Dataset excerpt:
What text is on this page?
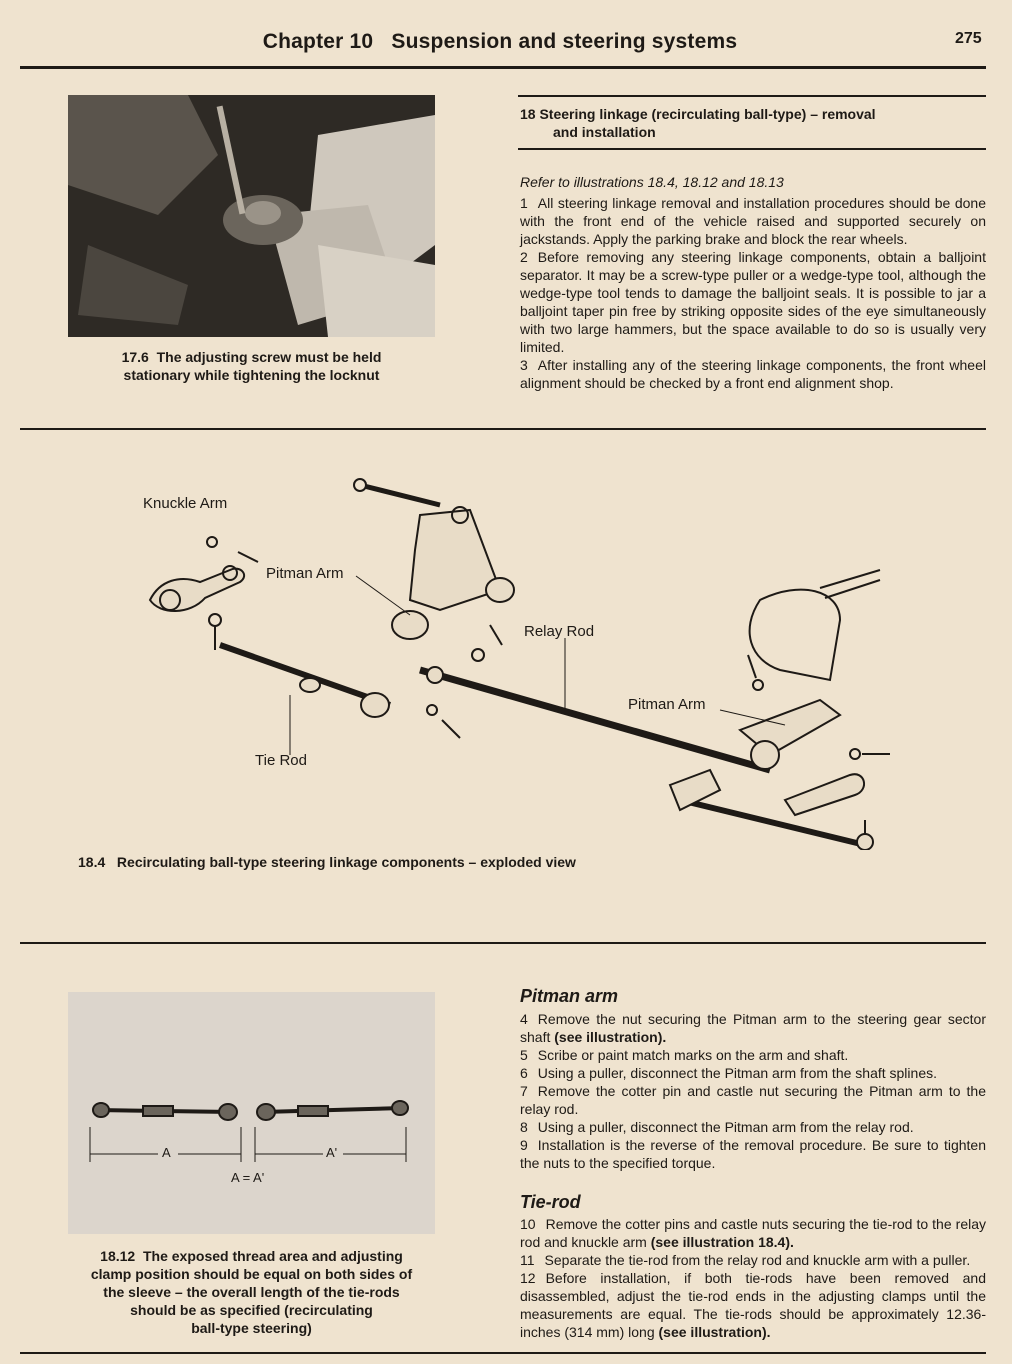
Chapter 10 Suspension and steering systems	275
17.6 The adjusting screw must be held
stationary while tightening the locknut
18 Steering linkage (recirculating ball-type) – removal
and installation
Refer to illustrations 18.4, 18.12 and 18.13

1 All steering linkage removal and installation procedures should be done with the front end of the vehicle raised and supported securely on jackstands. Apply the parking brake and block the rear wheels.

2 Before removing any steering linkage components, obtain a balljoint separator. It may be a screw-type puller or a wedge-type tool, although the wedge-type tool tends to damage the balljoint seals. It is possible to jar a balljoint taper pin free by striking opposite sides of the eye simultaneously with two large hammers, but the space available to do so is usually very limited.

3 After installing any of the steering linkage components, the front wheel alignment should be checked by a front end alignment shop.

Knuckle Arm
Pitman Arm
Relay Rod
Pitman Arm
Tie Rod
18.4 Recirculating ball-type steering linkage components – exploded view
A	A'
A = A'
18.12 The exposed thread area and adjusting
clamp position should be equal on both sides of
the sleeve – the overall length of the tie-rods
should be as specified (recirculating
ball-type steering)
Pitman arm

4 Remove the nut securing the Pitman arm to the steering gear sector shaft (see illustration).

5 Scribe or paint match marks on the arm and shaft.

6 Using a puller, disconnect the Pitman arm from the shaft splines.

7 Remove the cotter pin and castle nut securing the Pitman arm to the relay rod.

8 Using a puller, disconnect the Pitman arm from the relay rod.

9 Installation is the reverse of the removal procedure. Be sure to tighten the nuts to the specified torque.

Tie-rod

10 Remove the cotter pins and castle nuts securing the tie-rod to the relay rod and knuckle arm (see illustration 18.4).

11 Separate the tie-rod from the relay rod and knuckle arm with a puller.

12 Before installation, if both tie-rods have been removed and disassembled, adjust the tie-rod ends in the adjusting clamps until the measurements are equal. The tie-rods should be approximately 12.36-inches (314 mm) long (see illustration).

Problem description – Scan the listing above for the word "front" and show each line where it is found.

Result of the task –
1 All steering linkage removal and installation procedures should be done with the front end of the vehicle raised and supported securely on jackstands. Apply the parking brake and block the rear wheels.
3 After installing any of the steering linkage components, the front wheel alignment should be checked by a front end alignment shop.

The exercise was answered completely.